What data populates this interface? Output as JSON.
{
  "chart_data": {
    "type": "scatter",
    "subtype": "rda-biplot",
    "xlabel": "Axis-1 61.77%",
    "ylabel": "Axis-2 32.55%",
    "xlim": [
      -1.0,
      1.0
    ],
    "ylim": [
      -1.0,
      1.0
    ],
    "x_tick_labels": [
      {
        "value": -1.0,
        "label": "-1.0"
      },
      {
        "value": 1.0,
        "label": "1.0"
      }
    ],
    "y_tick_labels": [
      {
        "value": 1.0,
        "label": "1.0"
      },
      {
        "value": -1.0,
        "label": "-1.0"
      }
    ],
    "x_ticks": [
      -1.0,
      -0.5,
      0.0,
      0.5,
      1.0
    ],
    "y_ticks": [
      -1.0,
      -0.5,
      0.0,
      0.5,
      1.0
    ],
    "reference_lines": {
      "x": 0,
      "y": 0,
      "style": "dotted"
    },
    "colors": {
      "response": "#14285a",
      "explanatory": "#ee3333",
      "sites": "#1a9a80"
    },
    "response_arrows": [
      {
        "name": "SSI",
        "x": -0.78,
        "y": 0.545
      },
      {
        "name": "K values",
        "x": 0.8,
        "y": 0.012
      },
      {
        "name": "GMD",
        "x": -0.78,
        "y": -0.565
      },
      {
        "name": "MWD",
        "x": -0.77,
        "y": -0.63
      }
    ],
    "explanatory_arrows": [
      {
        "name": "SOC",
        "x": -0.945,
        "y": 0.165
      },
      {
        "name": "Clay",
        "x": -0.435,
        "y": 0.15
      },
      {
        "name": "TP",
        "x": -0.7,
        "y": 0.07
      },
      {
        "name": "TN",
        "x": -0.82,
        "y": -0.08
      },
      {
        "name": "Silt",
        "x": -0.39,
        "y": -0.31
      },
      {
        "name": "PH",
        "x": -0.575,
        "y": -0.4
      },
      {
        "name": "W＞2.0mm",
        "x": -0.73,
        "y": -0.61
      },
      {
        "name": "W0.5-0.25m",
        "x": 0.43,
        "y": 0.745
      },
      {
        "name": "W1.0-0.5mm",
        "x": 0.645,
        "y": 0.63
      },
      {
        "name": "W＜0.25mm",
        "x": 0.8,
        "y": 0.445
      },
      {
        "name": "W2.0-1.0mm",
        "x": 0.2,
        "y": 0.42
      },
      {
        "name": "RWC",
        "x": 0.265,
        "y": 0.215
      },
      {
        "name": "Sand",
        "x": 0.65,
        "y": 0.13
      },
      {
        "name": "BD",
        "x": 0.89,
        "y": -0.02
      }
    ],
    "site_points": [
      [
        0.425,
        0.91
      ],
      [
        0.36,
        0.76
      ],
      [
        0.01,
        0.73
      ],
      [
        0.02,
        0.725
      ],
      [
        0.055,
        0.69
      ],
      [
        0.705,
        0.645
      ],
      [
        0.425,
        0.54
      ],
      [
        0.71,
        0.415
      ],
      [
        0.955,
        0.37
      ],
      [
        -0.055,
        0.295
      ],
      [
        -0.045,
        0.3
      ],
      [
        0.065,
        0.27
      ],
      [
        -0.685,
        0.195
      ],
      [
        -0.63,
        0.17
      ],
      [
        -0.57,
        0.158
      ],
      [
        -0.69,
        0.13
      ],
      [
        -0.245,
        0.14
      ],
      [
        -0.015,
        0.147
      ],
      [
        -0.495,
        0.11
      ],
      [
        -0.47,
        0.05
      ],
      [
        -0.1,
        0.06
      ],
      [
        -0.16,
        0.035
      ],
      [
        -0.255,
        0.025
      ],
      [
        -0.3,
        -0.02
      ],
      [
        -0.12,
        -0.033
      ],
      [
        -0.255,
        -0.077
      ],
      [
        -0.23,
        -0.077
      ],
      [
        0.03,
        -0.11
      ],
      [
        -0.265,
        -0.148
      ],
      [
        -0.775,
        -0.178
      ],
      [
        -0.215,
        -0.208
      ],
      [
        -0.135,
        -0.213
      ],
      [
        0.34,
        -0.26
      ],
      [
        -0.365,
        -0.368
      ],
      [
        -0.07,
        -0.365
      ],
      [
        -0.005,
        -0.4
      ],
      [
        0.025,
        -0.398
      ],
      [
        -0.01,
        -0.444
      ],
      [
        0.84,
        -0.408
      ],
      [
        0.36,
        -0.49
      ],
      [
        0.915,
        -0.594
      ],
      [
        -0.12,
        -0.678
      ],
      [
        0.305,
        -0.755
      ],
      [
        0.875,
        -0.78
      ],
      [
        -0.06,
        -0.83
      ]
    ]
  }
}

•••••

WHAT YOU ARE ASKED TO DO
Repeat the listing in full, keeping every line exactly as it is.

ANSWER IN FULL
What data populates this interface? Output as JSON.
{
  "chart_data": {
    "type": "scatter",
    "subtype": "rda-biplot",
    "xlabel": "Axis-1 61.77%",
    "ylabel": "Axis-2 32.55%",
    "xlim": [
      -1.0,
      1.0
    ],
    "ylim": [
      -1.0,
      1.0
    ],
    "x_tick_labels": [
      {
        "value": -1.0,
        "label": "-1.0"
      },
      {
        "value": 1.0,
        "label": "1.0"
      }
    ],
    "y_tick_labels": [
      {
        "value": 1.0,
        "label": "1.0"
      },
      {
        "value": -1.0,
        "label": "-1.0"
      }
    ],
    "x_ticks": [
      -1.0,
      -0.5,
      0.0,
      0.5,
      1.0
    ],
    "y_ticks": [
      -1.0,
      -0.5,
      0.0,
      0.5,
      1.0
    ],
    "reference_lines": {
      "x": 0,
      "y": 0,
      "style": "dotted"
    },
    "colors": {
      "response": "#14285a",
      "explanatory": "#ee3333",
      "sites": "#1a9a80"
    },
    "response_arrows": [
      {
        "name": "SSI",
        "x": -0.78,
        "y": 0.545
      },
      {
        "name": "K values",
        "x": 0.8,
        "y": 0.012
      },
      {
        "name": "GMD",
        "x": -0.78,
        "y": -0.565
      },
      {
        "name": "MWD",
        "x": -0.77,
        "y": -0.63
      }
    ],
    "explanatory_arrows": [
      {
        "name": "SOC",
        "x": -0.945,
        "y": 0.165
      },
      {
        "name": "Clay",
        "x": -0.435,
        "y": 0.15
      },
      {
        "name": "TP",
        "x": -0.7,
        "y": 0.07
      },
      {
        "name": "TN",
        "x": -0.82,
        "y": -0.08
      },
      {
        "name": "Silt",
        "x": -0.39,
        "y": -0.31
      },
      {
        "name": "PH",
        "x": -0.575,
        "y": -0.4
      },
      {
        "name": "W＞2.0mm",
        "x": -0.73,
        "y": -0.61
      },
      {
        "name": "W0.5-0.25m",
        "x": 0.43,
        "y": 0.745
      },
      {
        "name": "W1.0-0.5mm",
        "x": 0.645,
        "y": 0.63
      },
      {
        "name": "W＜0.25mm",
        "x": 0.8,
        "y": 0.445
      },
      {
        "name": "W2.0-1.0mm",
        "x": 0.2,
        "y": 0.42
      },
      {
        "name": "RWC",
        "x": 0.265,
        "y": 0.215
      },
      {
        "name": "Sand",
        "x": 0.65,
        "y": 0.13
      },
      {
        "name": "BD",
        "x": 0.89,
        "y": -0.02
      }
    ],
    "site_points": [
      [
        0.425,
        0.91
      ],
      [
        0.36,
        0.76
      ],
      [
        0.01,
        0.73
      ],
      [
        0.02,
        0.725
      ],
      [
        0.055,
        0.69
      ],
      [
        0.705,
        0.645
      ],
      [
        0.425,
        0.54
      ],
      [
        0.71,
        0.415
      ],
      [
        0.955,
        0.37
      ],
      [
        -0.055,
        0.295
      ],
      [
        -0.045,
        0.3
      ],
      [
        0.065,
        0.27
      ],
      [
        -0.685,
        0.195
      ],
      [
        -0.63,
        0.17
      ],
      [
        -0.57,
        0.158
      ],
      [
        -0.69,
        0.13
      ],
      [
        -0.245,
        0.14
      ],
      [
        -0.015,
        0.147
      ],
      [
        -0.495,
        0.11
      ],
      [
        -0.47,
        0.05
      ],
      [
        -0.1,
        0.06
      ],
      [
        -0.16,
        0.035
      ],
      [
        -0.255,
        0.025
      ],
      [
        -0.3,
        -0.02
      ],
      [
        -0.12,
        -0.033
      ],
      [
        -0.255,
        -0.077
      ],
      [
        -0.23,
        -0.077
      ],
      [
        0.03,
        -0.11
      ],
      [
        -0.265,
        -0.148
      ],
      [
        -0.775,
        -0.178
      ],
      [
        -0.215,
        -0.208
      ],
      [
        -0.135,
        -0.213
      ],
      [
        0.34,
        -0.26
      ],
      [
        -0.365,
        -0.368
      ],
      [
        -0.07,
        -0.365
      ],
      [
        -0.005,
        -0.4
      ],
      [
        0.025,
        -0.398
      ],
      [
        -0.01,
        -0.444
      ],
      [
        0.84,
        -0.408
      ],
      [
        0.36,
        -0.49
      ],
      [
        0.915,
        -0.594
      ],
      [
        -0.12,
        -0.678
      ],
      [
        0.305,
        -0.755
      ],
      [
        0.875,
        -0.78
      ],
      [
        -0.06,
        -0.83
      ]
    ]
  }
}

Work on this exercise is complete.